***** DATASET ENTRIES
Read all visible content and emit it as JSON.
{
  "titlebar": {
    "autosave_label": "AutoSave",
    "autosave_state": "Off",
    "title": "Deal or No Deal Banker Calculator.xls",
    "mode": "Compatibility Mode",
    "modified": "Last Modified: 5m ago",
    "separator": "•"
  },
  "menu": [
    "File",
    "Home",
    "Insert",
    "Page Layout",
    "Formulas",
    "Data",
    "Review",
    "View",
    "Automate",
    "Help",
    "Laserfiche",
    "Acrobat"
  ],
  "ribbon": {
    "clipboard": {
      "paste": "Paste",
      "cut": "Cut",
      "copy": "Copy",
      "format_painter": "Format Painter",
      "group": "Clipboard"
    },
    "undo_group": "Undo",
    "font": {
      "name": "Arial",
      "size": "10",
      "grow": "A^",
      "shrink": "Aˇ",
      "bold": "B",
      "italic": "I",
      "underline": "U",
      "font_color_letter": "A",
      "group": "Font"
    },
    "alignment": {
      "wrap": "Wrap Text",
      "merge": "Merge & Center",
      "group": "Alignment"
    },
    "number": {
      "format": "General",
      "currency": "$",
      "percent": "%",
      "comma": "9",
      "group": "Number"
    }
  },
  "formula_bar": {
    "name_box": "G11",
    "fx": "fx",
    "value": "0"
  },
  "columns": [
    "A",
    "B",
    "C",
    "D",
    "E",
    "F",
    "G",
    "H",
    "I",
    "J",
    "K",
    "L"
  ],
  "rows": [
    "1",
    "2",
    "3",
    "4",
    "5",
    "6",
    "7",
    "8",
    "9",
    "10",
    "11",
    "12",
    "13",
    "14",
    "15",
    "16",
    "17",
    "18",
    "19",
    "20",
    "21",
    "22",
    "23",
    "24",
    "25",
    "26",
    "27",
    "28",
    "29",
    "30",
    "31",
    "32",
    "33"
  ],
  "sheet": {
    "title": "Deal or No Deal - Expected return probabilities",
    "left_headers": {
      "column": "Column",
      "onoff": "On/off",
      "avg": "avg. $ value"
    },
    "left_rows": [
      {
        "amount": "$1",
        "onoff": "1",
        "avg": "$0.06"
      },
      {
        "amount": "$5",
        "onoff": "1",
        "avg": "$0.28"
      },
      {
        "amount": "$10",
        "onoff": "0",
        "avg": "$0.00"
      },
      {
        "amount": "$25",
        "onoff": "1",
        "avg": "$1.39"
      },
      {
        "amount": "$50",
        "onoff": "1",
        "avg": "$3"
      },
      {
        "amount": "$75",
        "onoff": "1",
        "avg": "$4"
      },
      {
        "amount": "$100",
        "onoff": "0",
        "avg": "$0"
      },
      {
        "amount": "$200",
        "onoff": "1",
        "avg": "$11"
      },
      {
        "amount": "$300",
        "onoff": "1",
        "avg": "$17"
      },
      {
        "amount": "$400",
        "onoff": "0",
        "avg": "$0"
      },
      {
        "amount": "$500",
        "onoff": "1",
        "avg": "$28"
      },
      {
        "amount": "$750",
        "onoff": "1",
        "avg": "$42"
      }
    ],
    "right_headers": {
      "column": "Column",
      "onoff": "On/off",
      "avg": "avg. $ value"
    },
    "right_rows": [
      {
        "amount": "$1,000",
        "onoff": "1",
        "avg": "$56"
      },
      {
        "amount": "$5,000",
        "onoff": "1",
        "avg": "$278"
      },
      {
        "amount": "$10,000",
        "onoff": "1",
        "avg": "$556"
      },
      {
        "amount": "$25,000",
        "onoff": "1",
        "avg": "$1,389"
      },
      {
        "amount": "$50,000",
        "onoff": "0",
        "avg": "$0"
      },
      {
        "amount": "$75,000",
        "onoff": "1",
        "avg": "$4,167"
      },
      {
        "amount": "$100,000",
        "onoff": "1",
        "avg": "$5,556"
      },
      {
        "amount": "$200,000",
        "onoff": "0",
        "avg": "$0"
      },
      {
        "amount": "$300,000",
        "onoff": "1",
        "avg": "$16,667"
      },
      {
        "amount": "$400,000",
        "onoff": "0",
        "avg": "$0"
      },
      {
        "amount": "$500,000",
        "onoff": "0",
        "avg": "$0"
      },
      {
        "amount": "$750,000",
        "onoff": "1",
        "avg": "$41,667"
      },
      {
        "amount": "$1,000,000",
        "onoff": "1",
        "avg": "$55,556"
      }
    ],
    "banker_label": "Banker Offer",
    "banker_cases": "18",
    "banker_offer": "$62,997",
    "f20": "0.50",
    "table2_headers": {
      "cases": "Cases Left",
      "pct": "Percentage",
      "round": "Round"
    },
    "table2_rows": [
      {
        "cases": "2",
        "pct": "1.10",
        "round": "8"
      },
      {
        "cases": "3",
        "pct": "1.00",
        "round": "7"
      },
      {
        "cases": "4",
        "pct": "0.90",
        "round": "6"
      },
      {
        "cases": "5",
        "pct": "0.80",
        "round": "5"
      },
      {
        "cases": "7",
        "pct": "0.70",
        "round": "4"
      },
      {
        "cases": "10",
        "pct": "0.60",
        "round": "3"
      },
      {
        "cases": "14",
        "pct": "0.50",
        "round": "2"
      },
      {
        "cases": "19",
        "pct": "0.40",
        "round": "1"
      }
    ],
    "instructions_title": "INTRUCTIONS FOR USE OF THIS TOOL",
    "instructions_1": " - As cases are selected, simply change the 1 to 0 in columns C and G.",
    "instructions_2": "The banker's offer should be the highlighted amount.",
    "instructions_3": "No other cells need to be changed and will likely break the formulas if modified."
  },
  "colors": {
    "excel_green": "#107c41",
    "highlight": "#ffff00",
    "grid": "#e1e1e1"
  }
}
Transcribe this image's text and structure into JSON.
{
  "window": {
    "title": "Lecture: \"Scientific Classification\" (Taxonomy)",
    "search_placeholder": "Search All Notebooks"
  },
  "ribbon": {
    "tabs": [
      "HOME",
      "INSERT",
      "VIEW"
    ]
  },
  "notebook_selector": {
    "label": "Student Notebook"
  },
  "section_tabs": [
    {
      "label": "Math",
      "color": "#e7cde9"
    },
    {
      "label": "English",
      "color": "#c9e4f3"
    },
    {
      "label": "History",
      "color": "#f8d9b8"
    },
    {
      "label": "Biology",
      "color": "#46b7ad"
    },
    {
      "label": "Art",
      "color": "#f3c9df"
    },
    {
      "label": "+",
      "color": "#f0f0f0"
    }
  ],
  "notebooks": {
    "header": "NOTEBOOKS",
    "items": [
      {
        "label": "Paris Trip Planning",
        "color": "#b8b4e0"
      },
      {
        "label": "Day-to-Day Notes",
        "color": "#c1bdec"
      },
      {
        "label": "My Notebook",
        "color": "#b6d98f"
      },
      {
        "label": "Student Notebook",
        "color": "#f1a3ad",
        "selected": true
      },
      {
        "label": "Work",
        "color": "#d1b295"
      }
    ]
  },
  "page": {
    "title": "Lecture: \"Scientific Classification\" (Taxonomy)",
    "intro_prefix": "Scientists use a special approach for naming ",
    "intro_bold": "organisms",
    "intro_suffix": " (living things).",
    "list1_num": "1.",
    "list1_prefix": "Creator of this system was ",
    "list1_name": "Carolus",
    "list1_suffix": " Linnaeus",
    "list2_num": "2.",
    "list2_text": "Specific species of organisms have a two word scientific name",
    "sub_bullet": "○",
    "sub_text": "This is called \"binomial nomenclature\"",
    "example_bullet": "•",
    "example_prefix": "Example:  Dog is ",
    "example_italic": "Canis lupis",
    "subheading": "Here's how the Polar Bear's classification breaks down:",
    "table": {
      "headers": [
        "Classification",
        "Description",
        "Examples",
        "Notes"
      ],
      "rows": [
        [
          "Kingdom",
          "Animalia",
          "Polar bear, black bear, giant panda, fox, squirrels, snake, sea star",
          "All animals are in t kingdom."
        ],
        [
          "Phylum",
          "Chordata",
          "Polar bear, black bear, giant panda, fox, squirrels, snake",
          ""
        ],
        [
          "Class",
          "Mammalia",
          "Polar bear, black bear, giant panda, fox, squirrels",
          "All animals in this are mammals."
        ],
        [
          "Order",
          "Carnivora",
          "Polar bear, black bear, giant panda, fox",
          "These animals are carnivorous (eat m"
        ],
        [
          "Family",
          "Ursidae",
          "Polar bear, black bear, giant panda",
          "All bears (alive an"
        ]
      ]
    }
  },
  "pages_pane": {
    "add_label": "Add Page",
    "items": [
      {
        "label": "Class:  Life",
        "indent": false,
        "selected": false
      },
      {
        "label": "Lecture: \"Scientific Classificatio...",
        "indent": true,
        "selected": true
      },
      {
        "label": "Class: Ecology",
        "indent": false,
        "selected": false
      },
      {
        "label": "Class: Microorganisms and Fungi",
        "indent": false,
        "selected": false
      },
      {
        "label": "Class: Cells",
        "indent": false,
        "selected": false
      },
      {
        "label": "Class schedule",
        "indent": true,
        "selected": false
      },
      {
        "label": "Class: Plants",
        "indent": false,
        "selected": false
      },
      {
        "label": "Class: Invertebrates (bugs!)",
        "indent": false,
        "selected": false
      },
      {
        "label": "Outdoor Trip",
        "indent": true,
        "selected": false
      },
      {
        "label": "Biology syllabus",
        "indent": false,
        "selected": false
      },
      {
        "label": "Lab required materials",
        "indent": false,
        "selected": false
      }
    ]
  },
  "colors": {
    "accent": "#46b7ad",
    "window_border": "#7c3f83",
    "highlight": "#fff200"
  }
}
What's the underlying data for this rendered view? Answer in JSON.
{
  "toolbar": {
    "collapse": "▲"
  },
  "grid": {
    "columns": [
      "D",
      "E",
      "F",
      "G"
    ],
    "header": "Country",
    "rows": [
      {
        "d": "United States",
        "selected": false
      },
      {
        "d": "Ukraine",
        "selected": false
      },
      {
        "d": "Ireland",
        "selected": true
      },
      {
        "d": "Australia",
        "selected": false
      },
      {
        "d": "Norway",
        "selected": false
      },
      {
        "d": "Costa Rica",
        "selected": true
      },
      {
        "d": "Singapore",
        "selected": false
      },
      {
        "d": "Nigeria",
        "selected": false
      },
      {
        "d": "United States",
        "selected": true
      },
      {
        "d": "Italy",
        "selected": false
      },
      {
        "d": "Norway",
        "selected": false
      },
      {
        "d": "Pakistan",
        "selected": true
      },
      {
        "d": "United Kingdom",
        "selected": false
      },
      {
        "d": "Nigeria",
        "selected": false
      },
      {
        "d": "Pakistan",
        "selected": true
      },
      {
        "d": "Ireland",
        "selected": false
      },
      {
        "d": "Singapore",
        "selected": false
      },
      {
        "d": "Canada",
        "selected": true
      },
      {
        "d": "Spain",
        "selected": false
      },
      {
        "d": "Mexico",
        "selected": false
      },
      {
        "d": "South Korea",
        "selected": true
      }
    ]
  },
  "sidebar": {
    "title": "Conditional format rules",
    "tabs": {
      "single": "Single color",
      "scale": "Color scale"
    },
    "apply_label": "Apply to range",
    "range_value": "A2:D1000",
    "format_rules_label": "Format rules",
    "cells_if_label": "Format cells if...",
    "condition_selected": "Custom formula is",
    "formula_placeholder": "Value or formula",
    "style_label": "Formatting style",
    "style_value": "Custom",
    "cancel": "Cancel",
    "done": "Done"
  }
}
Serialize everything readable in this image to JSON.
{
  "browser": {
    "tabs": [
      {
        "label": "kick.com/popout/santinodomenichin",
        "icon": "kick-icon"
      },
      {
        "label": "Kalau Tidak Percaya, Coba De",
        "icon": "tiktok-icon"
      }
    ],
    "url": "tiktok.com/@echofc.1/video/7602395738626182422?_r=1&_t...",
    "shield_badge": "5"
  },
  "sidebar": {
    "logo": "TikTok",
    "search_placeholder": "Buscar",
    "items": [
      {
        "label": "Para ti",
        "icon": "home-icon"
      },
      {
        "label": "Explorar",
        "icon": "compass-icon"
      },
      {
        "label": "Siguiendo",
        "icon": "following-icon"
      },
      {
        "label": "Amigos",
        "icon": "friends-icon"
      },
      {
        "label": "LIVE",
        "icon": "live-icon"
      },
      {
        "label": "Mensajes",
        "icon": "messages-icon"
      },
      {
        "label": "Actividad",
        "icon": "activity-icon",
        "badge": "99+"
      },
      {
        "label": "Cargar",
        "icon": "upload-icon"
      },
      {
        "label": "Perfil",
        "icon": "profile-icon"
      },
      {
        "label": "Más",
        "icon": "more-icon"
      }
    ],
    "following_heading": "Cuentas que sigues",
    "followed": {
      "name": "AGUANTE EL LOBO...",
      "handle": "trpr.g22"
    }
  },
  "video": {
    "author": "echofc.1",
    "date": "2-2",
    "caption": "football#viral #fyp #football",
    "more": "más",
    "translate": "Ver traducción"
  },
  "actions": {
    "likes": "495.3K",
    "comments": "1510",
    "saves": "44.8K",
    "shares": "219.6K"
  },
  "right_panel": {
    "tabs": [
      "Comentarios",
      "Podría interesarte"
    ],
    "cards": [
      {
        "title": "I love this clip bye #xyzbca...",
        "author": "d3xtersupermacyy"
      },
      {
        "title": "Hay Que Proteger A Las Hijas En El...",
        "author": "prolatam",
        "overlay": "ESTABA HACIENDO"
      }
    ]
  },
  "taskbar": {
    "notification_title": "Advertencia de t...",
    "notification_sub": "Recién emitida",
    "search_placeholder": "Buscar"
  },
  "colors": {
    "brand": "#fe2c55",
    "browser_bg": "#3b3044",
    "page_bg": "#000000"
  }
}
**********
_PROBLEM STATEMENT_
State the number of lines in the records above that contain the string "Custom", and give nothing else.

_WRITTEN RESPONSE_
2